--- Start ---

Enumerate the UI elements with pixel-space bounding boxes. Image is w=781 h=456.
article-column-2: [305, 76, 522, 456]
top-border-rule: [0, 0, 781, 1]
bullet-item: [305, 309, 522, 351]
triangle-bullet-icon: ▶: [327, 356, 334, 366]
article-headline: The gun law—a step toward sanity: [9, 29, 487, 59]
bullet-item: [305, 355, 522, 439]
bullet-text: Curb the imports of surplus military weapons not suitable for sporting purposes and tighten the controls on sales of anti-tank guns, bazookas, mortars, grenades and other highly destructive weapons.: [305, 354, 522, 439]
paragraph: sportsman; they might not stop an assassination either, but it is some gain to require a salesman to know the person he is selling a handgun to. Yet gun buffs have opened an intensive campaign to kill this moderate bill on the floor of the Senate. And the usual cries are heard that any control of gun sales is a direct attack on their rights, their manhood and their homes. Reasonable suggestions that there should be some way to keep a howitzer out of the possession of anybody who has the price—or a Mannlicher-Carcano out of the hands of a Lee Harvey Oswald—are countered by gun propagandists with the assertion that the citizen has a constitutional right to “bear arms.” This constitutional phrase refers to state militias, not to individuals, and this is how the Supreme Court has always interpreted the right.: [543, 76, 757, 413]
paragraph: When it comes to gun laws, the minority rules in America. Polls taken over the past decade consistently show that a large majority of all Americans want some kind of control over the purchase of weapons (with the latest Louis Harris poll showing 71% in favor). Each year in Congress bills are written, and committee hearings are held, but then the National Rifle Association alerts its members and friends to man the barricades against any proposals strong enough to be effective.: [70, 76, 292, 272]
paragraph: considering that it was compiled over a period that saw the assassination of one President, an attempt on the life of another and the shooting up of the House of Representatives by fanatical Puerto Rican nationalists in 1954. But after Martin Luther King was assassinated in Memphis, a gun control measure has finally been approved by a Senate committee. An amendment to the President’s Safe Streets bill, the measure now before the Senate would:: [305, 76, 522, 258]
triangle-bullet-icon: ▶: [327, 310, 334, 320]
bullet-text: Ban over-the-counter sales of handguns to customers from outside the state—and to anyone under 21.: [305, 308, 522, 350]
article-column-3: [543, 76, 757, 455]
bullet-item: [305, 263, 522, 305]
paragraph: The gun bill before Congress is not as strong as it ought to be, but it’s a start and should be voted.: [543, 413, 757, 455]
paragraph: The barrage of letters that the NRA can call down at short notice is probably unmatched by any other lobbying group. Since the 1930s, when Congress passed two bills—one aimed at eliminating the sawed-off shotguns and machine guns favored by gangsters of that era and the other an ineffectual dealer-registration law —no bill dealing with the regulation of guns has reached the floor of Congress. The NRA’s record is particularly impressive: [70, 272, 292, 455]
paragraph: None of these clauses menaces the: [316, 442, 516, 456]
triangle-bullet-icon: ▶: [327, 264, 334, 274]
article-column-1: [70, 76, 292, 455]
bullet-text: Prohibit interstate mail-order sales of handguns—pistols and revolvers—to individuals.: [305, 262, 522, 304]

--- End ---

Problem statement
Please retype all of the data above, line for line, without changing a single character.

Task answer
Enumerate the UI elements with pixel-space bounding boxes. Image is w=781 h=456.
article-column-2: [305, 76, 522, 456]
top-border-rule: [0, 0, 781, 1]
bullet-item: [305, 309, 522, 351]
triangle-bullet-icon: ▶: [327, 356, 334, 366]
article-headline: The gun law—a step toward sanity: [9, 29, 487, 59]
bullet-item: [305, 355, 522, 439]
bullet-text: Curb the imports of surplus military weapons not suitable for sporting purposes and tighten the controls on sales of anti-tank guns, bazookas, mortars, grenades and other highly destructive weapons.: [305, 354, 522, 439]
paragraph: sportsman; they might not stop an assassination either, but it is some gain to require a salesman to know the person he is selling a handgun to. Yet gun buffs have opened an intensive campaign to kill this moderate bill on the floor of the Senate. And the usual cries are heard that any control of gun sales is a direct attack on their rights, their manhood and their homes. Reasonable suggestions that there should be some way to keep a howitzer out of the possession of anybody who has the price—or a Mannlicher-Carcano out of the hands of a Lee Harvey Oswald—are countered by gun propagandists with the assertion that the citizen has a constitutional right to “bear arms.” This constitutional phrase refers to state militias, not to individuals, and this is how the Supreme Court has always interpreted the right.: [543, 76, 757, 413]
paragraph: When it comes to gun laws, the minority rules in America. Polls taken over the past decade consistently show that a large majority of all Americans want some kind of control over the purchase of weapons (with the latest Louis Harris poll showing 71% in favor). Each year in Congress bills are written, and committee hearings are held, but then the National Rifle Association alerts its members and friends to man the barricades against any proposals strong enough to be effective.: [70, 76, 292, 272]
paragraph: considering that it was compiled over a period that saw the assassination of one President, an attempt on the life of another and the shooting up of the House of Representatives by fanatical Puerto Rican nationalists in 1954. But after Martin Luther King was assassinated in Memphis, a gun control measure has finally been approved by a Senate committee. An amendment to the President’s Safe Streets bill, the measure now before the Senate would:: [305, 76, 522, 258]
triangle-bullet-icon: ▶: [327, 310, 334, 320]
bullet-text: Ban over-the-counter sales of handguns to customers from outside the state—and to anyone under 21.: [305, 308, 522, 350]
article-column-3: [543, 76, 757, 455]
bullet-item: [305, 263, 522, 305]
paragraph: The gun bill before Congress is not as strong as it ought to be, but it’s a start and should be voted.: [543, 413, 757, 455]
paragraph: The barrage of letters that the NRA can call down at short notice is probably unmatched by any other lobbying group. Since the 1930s, when Congress passed two bills—one aimed at eliminating the sawed-off shotguns and machine guns favored by gangsters of that era and the other an ineffectual dealer-registration law —no bill dealing with the regulation of guns has reached the floor of Congress. The NRA’s record is particularly impressive: [70, 272, 292, 455]
paragraph: None of these clauses menaces the: [316, 442, 516, 456]
triangle-bullet-icon: ▶: [327, 264, 334, 274]
article-column-1: [70, 76, 292, 455]
bullet-text: Prohibit interstate mail-order sales of handguns—pistols and revolvers—to individuals.: [305, 262, 522, 304]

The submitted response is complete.